EJERCICIO A RESOLVER:
Continúa el artículo sobre la acogida de refugiados sirios en Cantabria a partir de su última frase.
───── BLOQUE DE TEXTO ─────
Políticas con corazón

 

El mundo se ha conmocionado con Aylan Kurdy, el niño sirio de tres años que falleció junto a su madre y hermana mayor intentando llegar a la costa de Turquía cuando escapaba de la guerra y del terror en su país, en Siria.
Ese cuerpo inerte ha sido la mayor descarga de sonrojo  para unos dirigentes –de derechas, siempre de derechas- que dedicaban sus esfuerzos a mercadear a la baja la acogida de exiliados sirios en sus países sin recordar –qué malo es no querer mirar atrás para aprender de los errores de unos y de la generosidad de otros- que en Europa la paz es un invento moderno y que hasta lograrla, exiliarse para salvar la vida fue una constante.

Aylan abofeteó las conciencias de muchos. No de todos, por desgracia, porque como todo en esta vida, hay quien tiene la conciencia y el sonrojo guardado en una caja de caudales a tan buen recaudo que ni el dolor y sufrimiento puede ablandar. Hierro fundido en una situación en el la que toda Europa latía fuerte, hondo hasta el dolor, por las imágenes de ese niño muerto en la playa y ese guardia destrozado recogiendo su cuerpecito.
Mientras el alcalde de Santander y presidente de la Federación Española de Municipios y Provincias  decía que los ayuntamientos no debían acoger refugiados por no sé qué banal excusa de descohesión municipal, las provincias y municipios socialistas aplicábamos corazón a nuestras políticas y cumplíamos los tratados internacionales a los que nos hemos adherido.
Y Cantabria ha sido una de ellas. En colaboración con ACNUR y con la Consejería de Educación, Cultura y Deporte de la que dependen las competencias de Cooperación nos pusimos en marcha con medidas concretas y claras para ayudar a todas y cada una de las personas que seamos capaces de acoger.

Para ello, y a través del Fondo Cantabria Coopera, ponemos a disposición 60.000 euros para adquisición de material que pueda paliar las necesidades de los sirios en los campos de refugiados del Líbano a los que muchos han tenido que ir huyendo de la guerra. Más de 500 familias se verán beneficiadas con esta medida.
───── DATOS PROPORCIONADOS ─────
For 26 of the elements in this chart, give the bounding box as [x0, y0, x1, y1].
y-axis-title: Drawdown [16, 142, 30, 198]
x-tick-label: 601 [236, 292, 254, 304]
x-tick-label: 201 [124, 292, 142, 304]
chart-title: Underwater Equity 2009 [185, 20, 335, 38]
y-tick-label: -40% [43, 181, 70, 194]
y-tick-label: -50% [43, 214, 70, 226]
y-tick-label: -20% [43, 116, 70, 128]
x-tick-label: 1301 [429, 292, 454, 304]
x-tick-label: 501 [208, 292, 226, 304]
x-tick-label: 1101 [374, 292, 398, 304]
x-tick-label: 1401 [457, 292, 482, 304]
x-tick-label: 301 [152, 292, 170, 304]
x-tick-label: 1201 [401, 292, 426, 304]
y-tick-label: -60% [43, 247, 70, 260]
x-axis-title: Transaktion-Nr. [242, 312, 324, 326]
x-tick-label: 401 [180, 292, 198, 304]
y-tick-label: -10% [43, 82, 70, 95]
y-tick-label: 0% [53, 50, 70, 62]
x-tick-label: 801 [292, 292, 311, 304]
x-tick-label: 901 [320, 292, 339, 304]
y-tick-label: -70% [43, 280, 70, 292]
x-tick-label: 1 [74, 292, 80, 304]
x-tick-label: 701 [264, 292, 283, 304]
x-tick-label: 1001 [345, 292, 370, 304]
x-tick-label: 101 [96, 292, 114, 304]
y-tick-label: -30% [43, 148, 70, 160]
─────
ESPACIO DE RESPUESTA:
Además, ponemos a disposición el Centro La Pereda que fue cerrado la legislatura pasada por el PP, con capacidad de 120 plazas, con todos los servicios e instalaciones necesarias para acoger a las familias que lleguen a esas plazas.
El “Banco de Recursos” aunará todos los medios que los municipios puedan poner para el acogimiento de familias así como el resto de sociedad civil con el fin de que la ayuda esté coordinada y llegue al mayor número de personas posible y de la mejor manera.
Y como no podía ser de otra manera, hemos mantenido una reunión con la Coordinadora de ONGs de Cantabria para que ellas también participen en este proceso de acogida y ayuda a los refugiados sirios. Les quiero agradecer su papel en estos años pasados en los que la crisis hizo más imprescindible si cabe su labor mientras sufrían un ninguneo impropio de quienes debieran haberles estado siempre agradecidos y debieran haberles ayudado más a paliar las consecuencias de sus propias políticas.
Todo preparado para demostrar que “Cantabria, Tierra de Acogida” es una realidad que la componemos todos aquellos que creemos en la política con corazón.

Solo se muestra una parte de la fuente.